TASK STATEMENT: Every line must be returned precisely as it is written.

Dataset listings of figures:
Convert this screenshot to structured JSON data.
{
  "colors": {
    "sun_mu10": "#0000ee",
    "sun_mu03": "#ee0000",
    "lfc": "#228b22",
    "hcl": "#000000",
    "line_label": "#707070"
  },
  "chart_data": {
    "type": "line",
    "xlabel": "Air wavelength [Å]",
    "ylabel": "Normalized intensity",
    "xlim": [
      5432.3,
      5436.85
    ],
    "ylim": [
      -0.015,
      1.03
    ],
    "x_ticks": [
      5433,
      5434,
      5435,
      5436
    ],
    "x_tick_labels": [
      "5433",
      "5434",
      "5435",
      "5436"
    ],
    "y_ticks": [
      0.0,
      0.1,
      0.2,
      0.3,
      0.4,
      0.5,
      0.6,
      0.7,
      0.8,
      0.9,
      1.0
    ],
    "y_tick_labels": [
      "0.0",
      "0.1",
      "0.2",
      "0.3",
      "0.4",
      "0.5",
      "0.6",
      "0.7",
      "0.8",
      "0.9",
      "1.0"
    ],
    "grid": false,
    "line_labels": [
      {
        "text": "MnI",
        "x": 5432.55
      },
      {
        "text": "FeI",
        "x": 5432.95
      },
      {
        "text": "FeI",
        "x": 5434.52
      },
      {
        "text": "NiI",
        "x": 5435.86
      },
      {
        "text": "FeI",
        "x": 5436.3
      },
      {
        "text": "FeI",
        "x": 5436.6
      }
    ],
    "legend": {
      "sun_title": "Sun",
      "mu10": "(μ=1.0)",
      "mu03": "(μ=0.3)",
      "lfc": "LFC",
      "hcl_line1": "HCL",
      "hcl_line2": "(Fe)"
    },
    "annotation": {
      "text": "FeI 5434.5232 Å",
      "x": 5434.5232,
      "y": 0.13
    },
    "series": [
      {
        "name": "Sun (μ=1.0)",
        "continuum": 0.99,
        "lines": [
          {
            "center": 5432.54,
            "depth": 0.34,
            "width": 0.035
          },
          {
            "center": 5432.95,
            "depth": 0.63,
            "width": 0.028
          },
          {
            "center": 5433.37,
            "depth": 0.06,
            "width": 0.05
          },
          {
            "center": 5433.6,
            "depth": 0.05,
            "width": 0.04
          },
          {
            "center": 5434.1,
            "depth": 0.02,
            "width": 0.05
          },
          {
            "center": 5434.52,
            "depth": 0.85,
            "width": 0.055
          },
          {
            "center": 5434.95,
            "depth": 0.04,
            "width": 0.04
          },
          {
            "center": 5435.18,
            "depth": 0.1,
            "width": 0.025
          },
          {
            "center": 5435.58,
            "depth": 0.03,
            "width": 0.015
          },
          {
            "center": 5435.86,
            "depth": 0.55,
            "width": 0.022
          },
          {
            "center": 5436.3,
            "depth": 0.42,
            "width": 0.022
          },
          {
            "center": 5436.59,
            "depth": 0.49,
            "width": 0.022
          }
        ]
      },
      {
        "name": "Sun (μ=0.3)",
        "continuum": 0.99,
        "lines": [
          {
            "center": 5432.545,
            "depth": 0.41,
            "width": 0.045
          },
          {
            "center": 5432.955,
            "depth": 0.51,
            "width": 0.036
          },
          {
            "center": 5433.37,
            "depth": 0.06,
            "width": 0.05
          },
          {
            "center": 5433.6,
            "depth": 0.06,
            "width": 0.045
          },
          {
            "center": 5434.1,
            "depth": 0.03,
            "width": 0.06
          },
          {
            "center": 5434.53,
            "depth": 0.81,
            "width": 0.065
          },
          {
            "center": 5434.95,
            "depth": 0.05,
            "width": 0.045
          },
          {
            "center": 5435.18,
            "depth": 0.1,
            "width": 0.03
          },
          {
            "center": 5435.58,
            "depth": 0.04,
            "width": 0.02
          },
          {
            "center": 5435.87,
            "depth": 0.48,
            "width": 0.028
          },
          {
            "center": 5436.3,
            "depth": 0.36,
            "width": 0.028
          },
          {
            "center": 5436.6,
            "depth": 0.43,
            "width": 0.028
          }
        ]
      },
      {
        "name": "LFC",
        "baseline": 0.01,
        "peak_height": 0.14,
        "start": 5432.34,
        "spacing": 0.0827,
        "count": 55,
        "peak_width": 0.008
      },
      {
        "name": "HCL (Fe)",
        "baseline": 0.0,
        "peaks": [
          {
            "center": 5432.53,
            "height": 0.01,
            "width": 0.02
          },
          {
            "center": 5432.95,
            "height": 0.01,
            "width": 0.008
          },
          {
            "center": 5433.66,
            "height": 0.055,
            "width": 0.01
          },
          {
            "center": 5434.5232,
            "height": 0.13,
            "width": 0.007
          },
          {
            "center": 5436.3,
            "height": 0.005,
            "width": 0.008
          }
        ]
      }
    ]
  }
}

FINAL ANSWER:
Convert this screenshot to structured JSON data.
{
  "colors": {
    "sun_mu10": "#0000ee",
    "sun_mu03": "#ee0000",
    "lfc": "#228b22",
    "hcl": "#000000",
    "line_label": "#707070"
  },
  "chart_data": {
    "type": "line",
    "xlabel": "Air wavelength [Å]",
    "ylabel": "Normalized intensity",
    "xlim": [
      5432.3,
      5436.85
    ],
    "ylim": [
      -0.015,
      1.03
    ],
    "x_ticks": [
      5433,
      5434,
      5435,
      5436
    ],
    "x_tick_labels": [
      "5433",
      "5434",
      "5435",
      "5436"
    ],
    "y_ticks": [
      0.0,
      0.1,
      0.2,
      0.3,
      0.4,
      0.5,
      0.6,
      0.7,
      0.8,
      0.9,
      1.0
    ],
    "y_tick_labels": [
      "0.0",
      "0.1",
      "0.2",
      "0.3",
      "0.4",
      "0.5",
      "0.6",
      "0.7",
      "0.8",
      "0.9",
      "1.0"
    ],
    "grid": false,
    "line_labels": [
      {
        "text": "MnI",
        "x": 5432.55
      },
      {
        "text": "FeI",
        "x": 5432.95
      },
      {
        "text": "FeI",
        "x": 5434.52
      },
      {
        "text": "NiI",
        "x": 5435.86
      },
      {
        "text": "FeI",
        "x": 5436.3
      },
      {
        "text": "FeI",
        "x": 5436.6
      }
    ],
    "legend": {
      "sun_title": "Sun",
      "mu10": "(μ=1.0)",
      "mu03": "(μ=0.3)",
      "lfc": "LFC",
      "hcl_line1": "HCL",
      "hcl_line2": "(Fe)"
    },
    "annotation": {
      "text": "FeI 5434.5232 Å",
      "x": 5434.5232,
      "y": 0.13
    },
    "series": [
      {
        "name": "Sun (μ=1.0)",
        "continuum": 0.99,
        "lines": [
          {
            "center": 5432.54,
            "depth": 0.34,
            "width": 0.035
          },
          {
            "center": 5432.95,
            "depth": 0.63,
            "width": 0.028
          },
          {
            "center": 5433.37,
            "depth": 0.06,
            "width": 0.05
          },
          {
            "center": 5433.6,
            "depth": 0.05,
            "width": 0.04
          },
          {
            "center": 5434.1,
            "depth": 0.02,
            "width": 0.05
          },
          {
            "center": 5434.52,
            "depth": 0.85,
            "width": 0.055
          },
          {
            "center": 5434.95,
            "depth": 0.04,
            "width": 0.04
          },
          {
            "center": 5435.18,
            "depth": 0.1,
            "width": 0.025
          },
          {
            "center": 5435.58,
            "depth": 0.03,
            "width": 0.015
          },
          {
            "center": 5435.86,
            "depth": 0.55,
            "width": 0.022
          },
          {
            "center": 5436.3,
            "depth": 0.42,
            "width": 0.022
          },
          {
            "center": 5436.59,
            "depth": 0.49,
            "width": 0.022
          }
        ]
      },
      {
        "name": "Sun (μ=0.3)",
        "continuum": 0.99,
        "lines": [
          {
            "center": 5432.545,
            "depth": 0.41,
            "width": 0.045
          },
          {
            "center": 5432.955,
            "depth": 0.51,
            "width": 0.036
          },
          {
            "center": 5433.37,
            "depth": 0.06,
            "width": 0.05
          },
          {
            "center": 5433.6,
            "depth": 0.06,
            "width": 0.045
          },
          {
            "center": 5434.1,
            "depth": 0.03,
            "width": 0.06
          },
          {
            "center": 5434.53,
            "depth": 0.81,
            "width": 0.065
          },
          {
            "center": 5434.95,
            "depth": 0.05,
            "width": 0.045
          },
          {
            "center": 5435.18,
            "depth": 0.1,
            "width": 0.03
          },
          {
            "center": 5435.58,
            "depth": 0.04,
            "width": 0.02
          },
          {
            "center": 5435.87,
            "depth": 0.48,
            "width": 0.028
          },
          {
            "center": 5436.3,
            "depth": 0.36,
            "width": 0.028
          },
          {
            "center": 5436.6,
            "depth": 0.43,
            "width": 0.028
          }
        ]
      },
      {
        "name": "LFC",
        "baseline": 0.01,
        "peak_height": 0.14,
        "start": 5432.34,
        "spacing": 0.0827,
        "count": 55,
        "peak_width": 0.008
      },
      {
        "name": "HCL (Fe)",
        "baseline": 0.0,
        "peaks": [
          {
            "center": 5432.53,
            "height": 0.01,
            "width": 0.02
          },
          {
            "center": 5432.95,
            "height": 0.01,
            "width": 0.008
          },
          {
            "center": 5433.66,
            "height": 0.055,
            "width": 0.01
          },
          {
            "center": 5434.5232,
            "height": 0.13,
            "width": 0.007
          },
          {
            "center": 5436.3,
            "height": 0.005,
            "width": 0.008
          }
        ]
      }
    ]
  }
}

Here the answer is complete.